** Estratto del documento **
★ ★ ★ ★

Il Genoa era in ritiro dalle "mie" parti:
A Levico Terme o Borgo Valsugana.
Insomma in uno di questi posti in Trentino ai confini con il Veneto.
Il rapporto che c'è stato tra me e Davide si può paragonare ad un "Amore" a prima vista.
Il cosiddetto colpo di fulmine tra due persone che avevano all'inizio una sola cosa in comune, il Genoa ,e poi stabilirono un legame di stima e affetto incommensurabili.
Decisi di prendere il trenino per Trento, quello che fa tutte le fermate, cambia a Bassano, che sembra cambiare marcia quando va in salita.
Il tutto a binario unico.
Piccoli paesini tanto sperduti quanto caratteristici, baciati dalla natura, svegliati solo dal fischiettare del locomotore e rimessi in marcia dalla paletta del Capostazione.
Un sentiero sconnesso mi porta al campo d'allenamento dove spero ci sia qualche seduta della squadra.
Mi siedo con le braccia all'indietro a fare da schienale e nell'attesa sfoglio un libro mi pare di Hrabal.
Con rallegramento ,noto che alla snocciolata comincia ad entrare qualche giocatore.
Non ricordo i nomi, non li ho fotografati né chiesto autografi.
Non c'erano tanti tifosi come di questi tempi che affittano campers e stanze d'albergo , bruciano le ferie estive, postando in ogni dove per comunicare al loro mondo la propria presenza.

★ ★ ★ ★

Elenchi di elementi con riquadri
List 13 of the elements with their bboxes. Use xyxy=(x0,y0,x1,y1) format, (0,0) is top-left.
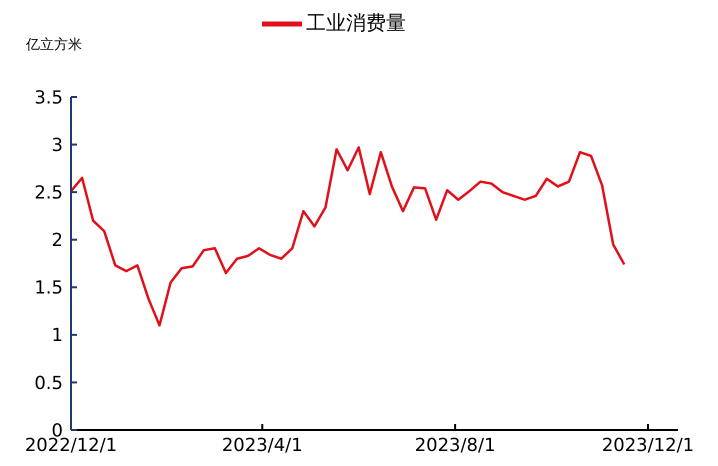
line-series xyxy=(71,146,626,327)
y-tick-label: 1.5 xyxy=(34,278,63,299)
y-tick-label: 3 xyxy=(52,134,63,156)
y-tick-label: 1 xyxy=(52,325,63,346)
x-tick-label: 2023/4/1 xyxy=(222,434,303,456)
y-tick-label: 0.5 xyxy=(34,372,63,394)
y-axis-title: 亿立方米 xyxy=(26,36,82,54)
x-tick-label: 2023/8/1 xyxy=(414,434,496,456)
y-tick-label: 2 xyxy=(52,230,63,252)
y-tick-label: 3.5 xyxy=(34,87,63,108)
x-tick-label: 2023/12/1 xyxy=(602,434,694,456)
y-tick-label: 2.5 xyxy=(34,182,63,204)
legend-label: 工业消费量 xyxy=(306,10,406,34)
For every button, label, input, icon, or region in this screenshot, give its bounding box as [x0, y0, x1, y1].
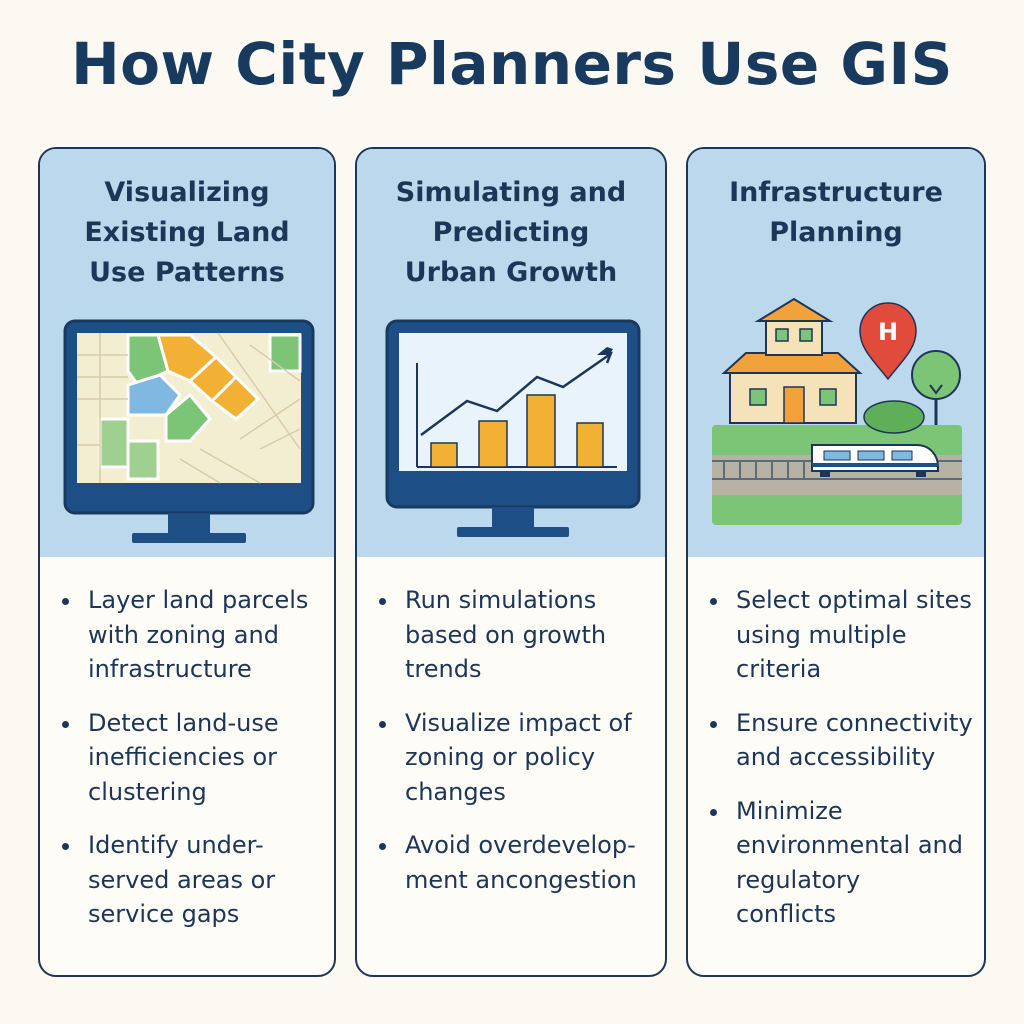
- page-title: How City Planners Use GIS: [71, 30, 953, 98]
- bullet-list: Layer land parcels with zoning and infrast…: [40, 583, 334, 951]
- list-item: Ensure connectivity and accessibility: [710, 706, 973, 775]
- list-item: Detect land-use inefficiencies or clusteri…: [62, 706, 318, 810]
- hospital-marker-label: H: [878, 318, 898, 346]
- list-item: Layer land parcels with zoning and infrast…: [62, 583, 318, 687]
- card-land-use: Visualizing Existing Land Use Patterns: [38, 147, 336, 977]
- bullet-list: Run simulations based on growth trends Vis…: [357, 583, 665, 916]
- card-title: Visualizing Existing Land Use Patterns: [84, 177, 290, 288]
- card-title: Simulating and Predicting Urban Growth: [395, 177, 627, 288]
- card-title: Infrastructure Planning: [729, 177, 943, 248]
- list-item: Avoid overdevelop-ment ancongestion: [379, 828, 649, 897]
- list-item: Select optimal sites using multiple criter…: [710, 583, 972, 687]
- card-infrastructure: Infrastructure Planning H: [686, 147, 986, 977]
- bullet-list: Select optimal sites using multiple criter…: [688, 583, 984, 951]
- map-monitor-icon: [63, 319, 315, 543]
- list-item: Run simulations based on growth trends: [379, 583, 649, 687]
- list-item: Minimize environmental and regulatory confl…: [710, 794, 968, 932]
- growth-chart-monitor-icon: [385, 319, 641, 537]
- house-hospital-train-icon: H: [712, 297, 962, 525]
- card-urban-growth: Simulating and Predicting Urban Growth R…: [355, 147, 667, 977]
- list-item: Visualize impact of zoning or policy chang…: [379, 706, 649, 810]
- list-item: Identify under-served areas or service ga…: [62, 828, 318, 932]
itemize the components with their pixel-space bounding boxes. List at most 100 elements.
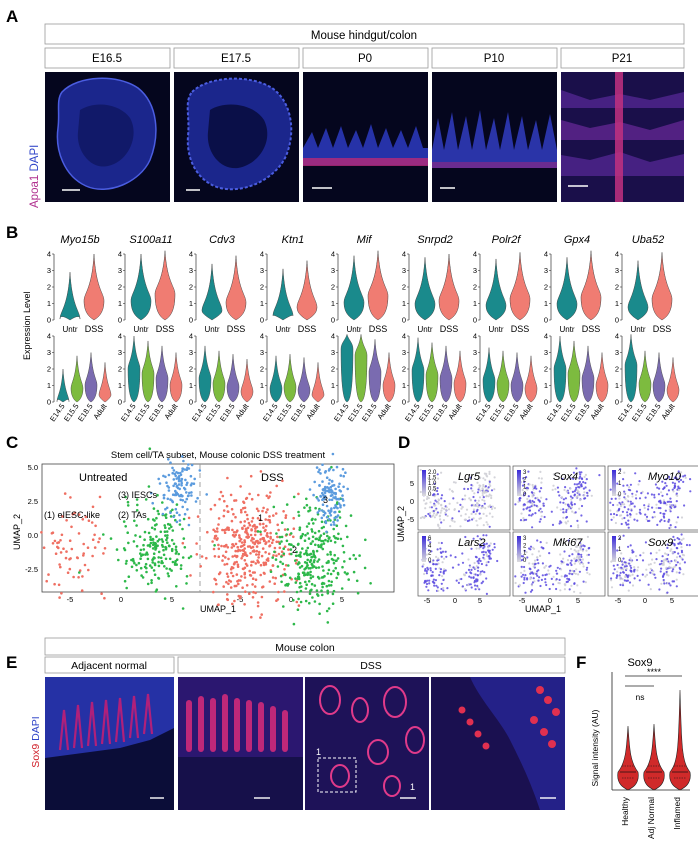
umap-point-ta: [166, 534, 169, 537]
umap-point-dss-1: [265, 541, 268, 544]
umap-point-dss-2: [330, 465, 333, 469]
umap-point-ta: [135, 498, 139, 501]
feature-point: [579, 558, 582, 562]
b-top-tick-label: 2: [118, 283, 122, 292]
feature-point: [436, 487, 439, 490]
feature-point: [610, 560, 613, 563]
umap-point-dss-1: [257, 556, 260, 559]
feature-point: [578, 480, 582, 484]
feature-point: [573, 503, 576, 506]
feature-point: [434, 508, 437, 512]
umap-point-dss-1: [260, 595, 264, 599]
feature-point: [440, 587, 443, 591]
umap-point-dss-2: [303, 506, 306, 510]
b-bottom-tick-label: 3: [615, 348, 619, 357]
feature-point: [474, 512, 477, 516]
b-top-tick-label: 1: [189, 299, 193, 308]
b-top-tick-label: 1: [260, 299, 264, 308]
feature-point: [451, 490, 454, 493]
umap-point-dss-3: [333, 511, 336, 514]
b-bottom-tick-label: 3: [260, 348, 264, 357]
umap-point-dss-2: [349, 514, 353, 517]
feature-point: [556, 486, 560, 489]
umap-point-dss-3: [325, 515, 329, 519]
feature-point: [623, 506, 626, 509]
feature-point: [444, 569, 447, 572]
feature-point: [578, 556, 582, 559]
feature-point: [655, 503, 658, 506]
umap-point-eiesc: [70, 525, 73, 529]
umap-point-ta: [135, 524, 138, 527]
feature-point: [427, 477, 430, 480]
violin-f-1: [643, 723, 665, 791]
umap-point-eiesc: [45, 579, 48, 583]
umap-point-dss-1: [263, 539, 266, 542]
umap-point-dss-3: [330, 498, 334, 502]
feature-point: [655, 558, 658, 561]
violin-b-top-s100a11-0: [130, 253, 152, 321]
umap-point-dss-2: [285, 503, 289, 506]
feature-point: [539, 584, 542, 588]
feature-point: [630, 502, 633, 505]
umap-point-ta: [125, 559, 128, 563]
umap-point-eiesc: [69, 496, 72, 499]
umap-point-dss-2: [282, 547, 286, 550]
feature-point: [454, 556, 457, 559]
umap-point-dss-2: [282, 605, 285, 608]
feature-scale-label: 1: [523, 485, 527, 491]
feature-point: [671, 551, 674, 554]
umap-point-dss-1: [263, 572, 266, 575]
umap-point-dss-2: [305, 583, 309, 586]
umap-point-dss-1: [265, 511, 268, 514]
umap-point-iesc: [183, 487, 187, 491]
umap-point-dss-1: [247, 521, 251, 525]
feature-point: [560, 496, 564, 499]
umap-point-dss-2: [327, 537, 331, 540]
feature-point: [544, 578, 547, 581]
umap-point-dss-2: [320, 576, 324, 579]
panel-e-header: Mouse colon: [275, 642, 335, 654]
feature-point: [448, 488, 451, 491]
umap-point-dss-2: [307, 580, 311, 583]
gene-title-gpx4: Gpx4: [564, 234, 590, 246]
umap-point-ta: [165, 536, 169, 540]
feature-point: [442, 589, 445, 592]
umap-point-dss-1: [274, 576, 278, 580]
umap-point-dss-1: [213, 530, 217, 533]
umap-point-dss-1: [265, 524, 268, 528]
feature-point: [528, 499, 532, 502]
feature-point: [429, 511, 432, 515]
feature-point: [485, 494, 488, 497]
umap-point-ta: [153, 527, 157, 531]
umap-point-dss-1: [292, 527, 296, 530]
umap-point-dss-1: [255, 545, 259, 548]
feature-point: [646, 519, 650, 523]
feature-point: [451, 517, 454, 520]
feature-point: [578, 471, 581, 474]
feature-point: [613, 568, 616, 571]
umap-point-dss-2: [304, 566, 308, 570]
umap-point-dss-3: [328, 498, 331, 502]
feature-point: [463, 487, 466, 490]
feature-point: [689, 478, 692, 481]
umap-point-iesc: [162, 474, 165, 478]
feature-point: [552, 575, 555, 578]
feature-point: [565, 508, 568, 512]
umap-point-dss-2: [332, 589, 336, 593]
feature-point: [527, 495, 530, 498]
feature-point: [660, 567, 663, 570]
umap-point-dss-3: [318, 484, 321, 487]
feature-point: [539, 507, 542, 510]
umap-point-iesc: [171, 466, 174, 470]
feature-point: [642, 551, 645, 555]
feature-point: [579, 473, 582, 476]
umap-point-dss-1: [230, 519, 234, 523]
umap-point-dss-2: [322, 569, 325, 572]
feature-scale-label: 2.0: [428, 470, 437, 476]
feature-point: [582, 580, 585, 583]
feature-point: [689, 490, 692, 493]
violin-b-top-polr2f-1: [509, 252, 531, 321]
violin-b-top-s100a11-1: [154, 250, 176, 321]
feature-point: [440, 541, 443, 545]
feature-point: [518, 583, 521, 587]
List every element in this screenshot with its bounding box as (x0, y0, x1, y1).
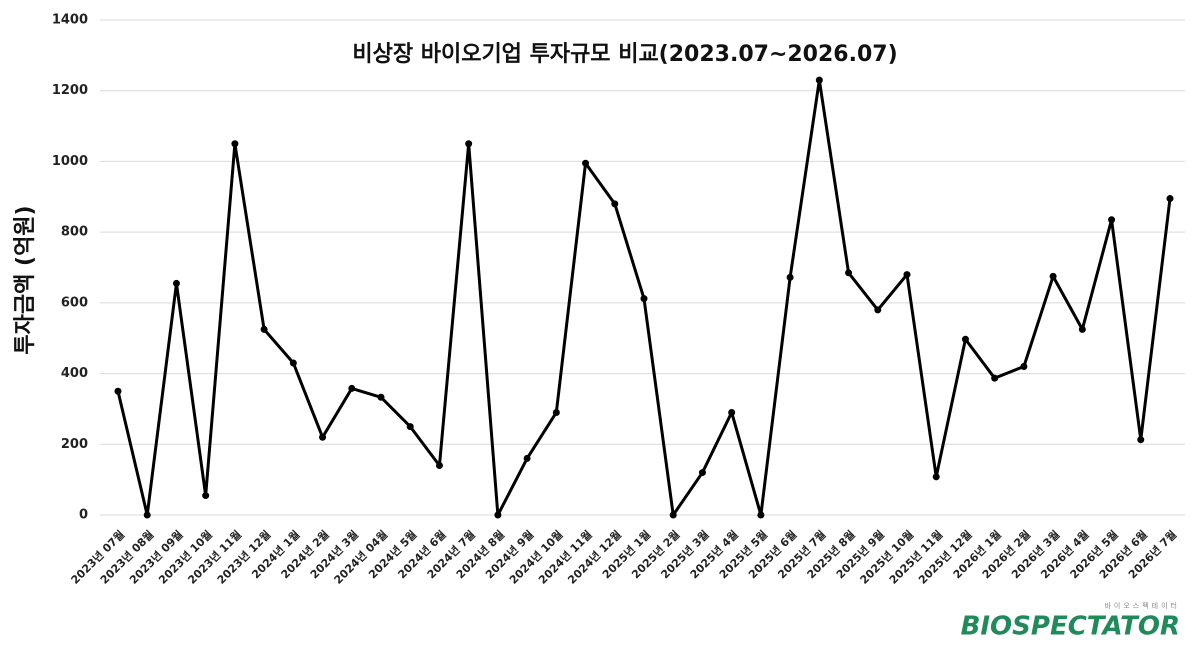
point (1078, 325, 1086, 333)
point (1166, 195, 1174, 203)
point (991, 374, 999, 382)
logo-subtitle: 바이오스펙테이터 (1104, 601, 1180, 610)
y-tick-label: 200 (61, 437, 88, 452)
y-tick-label: 1200 (52, 83, 88, 98)
point (1049, 272, 1057, 280)
point (114, 387, 122, 395)
point (961, 335, 969, 343)
point (172, 279, 180, 287)
point (640, 295, 648, 303)
point (494, 511, 502, 519)
point (1020, 363, 1028, 370)
point (319, 433, 327, 441)
point (698, 469, 706, 477)
point (845, 269, 853, 277)
point (348, 384, 356, 392)
point (523, 454, 531, 462)
y-tick-label: 800 (61, 225, 88, 240)
point (874, 306, 882, 314)
point (231, 140, 239, 148)
point (552, 408, 560, 416)
y-axis-label: 투자금액 (억원) (13, 205, 38, 354)
y-tick-label: 1000 (52, 154, 88, 169)
point (1108, 216, 1116, 224)
point (377, 393, 385, 401)
chart-title: 비상장 바이오기업 투자규모 비교(2023.07~2026.07) (352, 42, 897, 67)
point (582, 159, 590, 167)
point (728, 408, 736, 416)
y-tick-label: 400 (61, 366, 88, 381)
point (932, 473, 940, 481)
point (815, 76, 823, 84)
point (786, 273, 794, 281)
point (406, 423, 414, 431)
point (435, 462, 443, 469)
point (465, 140, 473, 148)
point (611, 200, 619, 208)
point (669, 511, 677, 519)
point (260, 325, 268, 333)
point (143, 511, 151, 519)
y-tick-label: 600 (61, 295, 88, 310)
logo: BIOSPECTATOR (961, 612, 1180, 642)
point (289, 359, 297, 367)
point (1137, 436, 1145, 444)
y-tick-label: 1400 (52, 13, 88, 28)
y-tick-label: 0 (79, 508, 88, 523)
point (903, 271, 911, 279)
point (202, 492, 210, 500)
point (757, 511, 765, 519)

★ ★ ★ ★

** Quesito breve 1 **
Rispondi alle domande seguenti basandoti sul brano sul ritiro del Genoa.
(a) In quali località si trovava il Genoa in ritiro, secondo il brano?
(b) In quale stazione cambia il trenino per Trento?
(c) Che cosa si afferma nel brano di non aver fatto con i giocatori, oltre a non ricordarne i nomi?
** Quesito breve 2 **
Traduci in inglese questa frase del brano sul ritiro del Genoa: "Non ricordo i nomi, non li ho fotografati né chiesto autografi."
I record non hanno alcun ruolo in questo lavoro.

** Risposta finale 1 **
(a) A Levico Terme o a Borgo Valsugana, in Trentino ai confini con il Veneto.
(b) A Bassano.
(c) Non li ha fotografati e non ha chiesto autografi.

** Risposta finale 2 **
I don't remember the names; I didn't photograph them or ask for autographs.